# START OF Data extract

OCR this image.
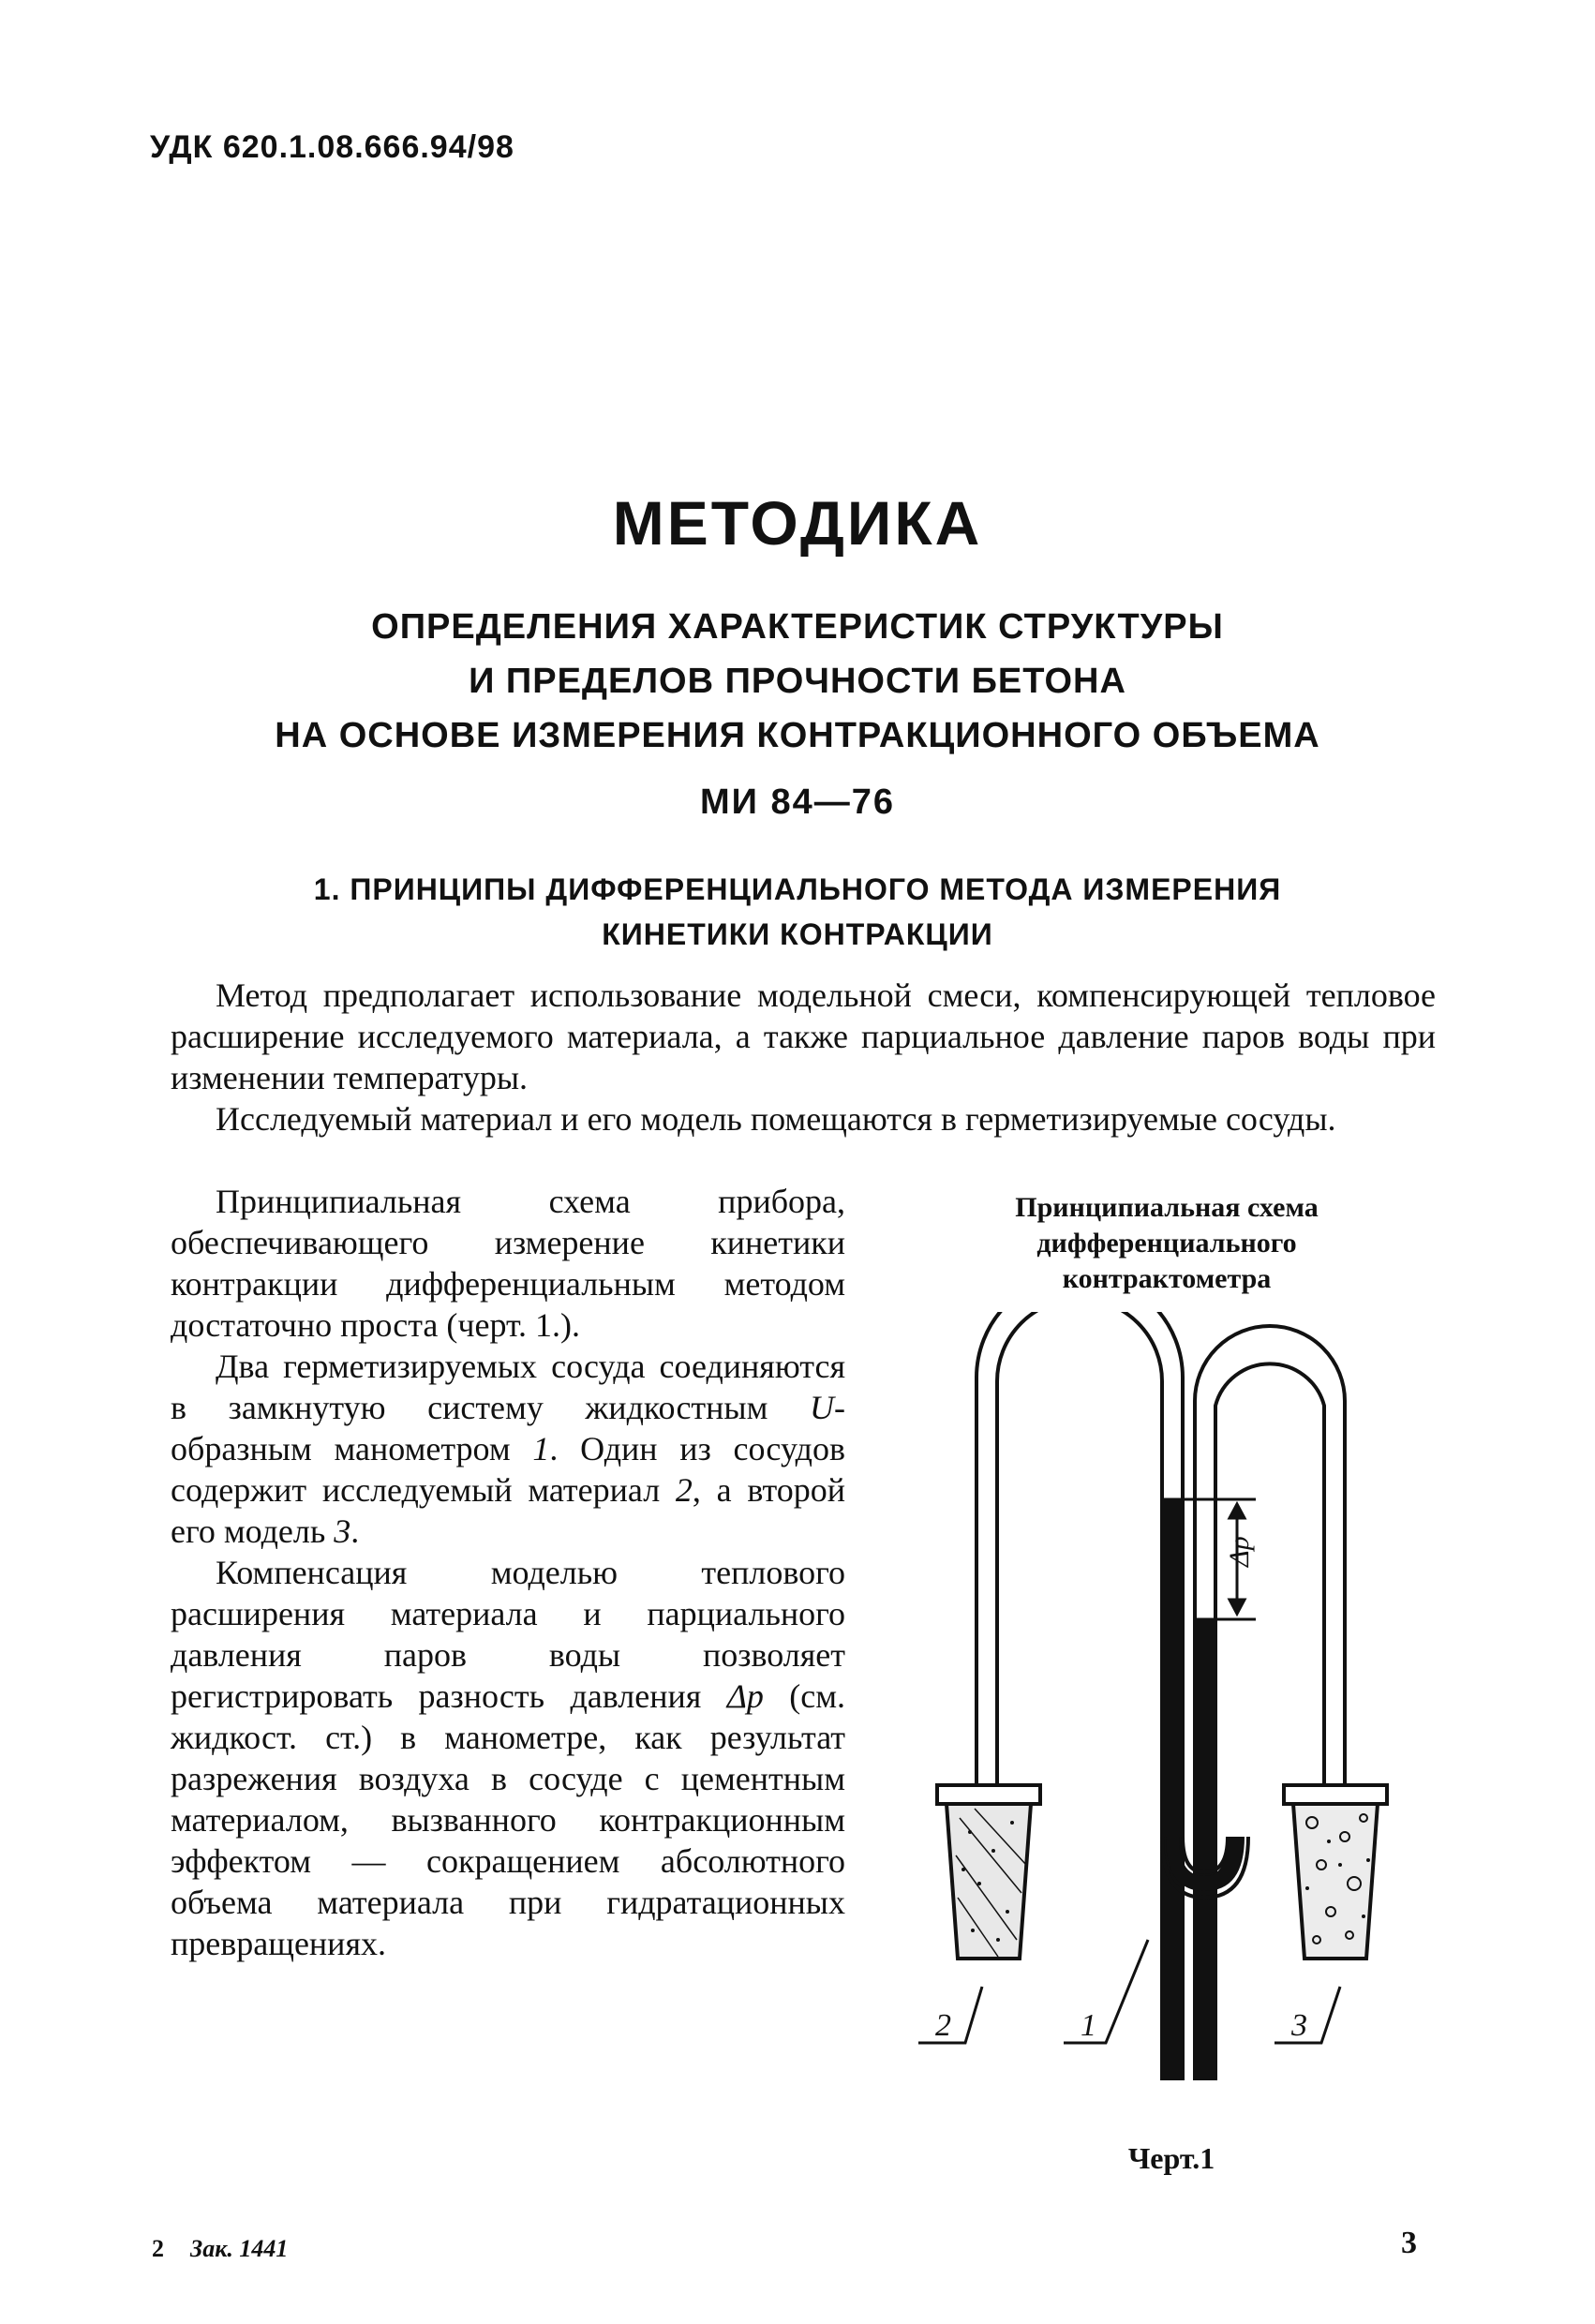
УДК 620.1.08.666.94/98
МЕТОДИКА
ОПРЕДЕЛЕНИЯ ХАРАКТЕРИСТИК СТРУКТУРЫ
И ПРЕДЕЛОВ ПРОЧНОСТИ БЕТОНА
НА ОСНОВЕ ИЗМЕРЕНИЯ КОНТРАКЦИОННОГО ОБЪЕМА
МИ 84—76
1. ПРИНЦИПЫ ДИФФЕРЕНЦИАЛЬНОГО МЕТОДА ИЗМЕРЕНИЯ
КИНЕТИКИ КОНТРАКЦИИ

Метод предполагает использование модельной смеси, компенсирующей тепловое расширение исследуемого материала, а также парциальное давление паров воды при изменении температуры.

Исследуемый материал и его модель помещаются в герметизируемые сосуды.

Принципиальная схема прибора, обеспечивающего измерение кинетики контракции дифференциальным методом достаточно проста (черт. 1.).

Два герметизируемых сосуда соединяются в замкнутую систему жидкостным U-образным манометром 1. Один из сосудов содержит исследуемый материал 2, а второй его модель 3.

Компенсация моделью теплового расширения материала и парциального давления паров воды позволяет регистрировать разность давления Δp (см. жидкост. ст.) в манометре, как результат разрежения воздуха в сосуде с цементным материалом, вызванного контракционным эффектом — сокращением абсолютного объема материала при гидратационных превращениях.

Принципиальная схема
дифференциального
контрактометра
Δp
2	1	3
Черт.1
2 Зак. 1441	3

# END OF Data extract

- [Exercise prompt]
Output the entries above exactly. Drop the pictures.

- [Answer to the problem]
OCR this image.
УДК 620.1.08.666.94/98
МЕТОДИКА
ОПРЕДЕЛЕНИЯ ХАРАКТЕРИСТИК СТРУКТУРЫ
И ПРЕДЕЛОВ ПРОЧНОСТИ БЕТОНА
НА ОСНОВЕ ИЗМЕРЕНИЯ КОНТРАКЦИОННОГО ОБЪЕМА
МИ 84—76
1. ПРИНЦИПЫ ДИФФЕРЕНЦИАЛЬНОГО МЕТОДА ИЗМЕРЕНИЯ
КИНЕТИКИ КОНТРАКЦИИ

Метод предполагает использование модельной смеси, компенсирующей тепловое расширение исследуемого материала, а также парциальное давление паров воды при изменении температуры.

Исследуемый материал и его модель помещаются в герметизируемые сосуды.

Принципиальная схема прибора, обеспечивающего измерение кинетики контракции дифференциальным методом достаточно проста (черт. 1.).

Два герметизируемых сосуда соединяются в замкнутую систему жидкостным U-образным манометром 1. Один из сосудов содержит исследуемый материал 2, а второй его модель 3.

Компенсация моделью теплового расширения материала и парциального давления паров воды позволяет регистрировать разность давления Δp (см. жидкост. ст.) в манометре, как результат разрежения воздуха в сосуде с цементным материалом, вызванного контракционным эффектом — сокращением абсолютного объема материала при гидратационных превращениях.

Принципиальная схема
дифференциального
контрактометра
Δp
2	1	3
Черт.1
2 Зак. 1441	3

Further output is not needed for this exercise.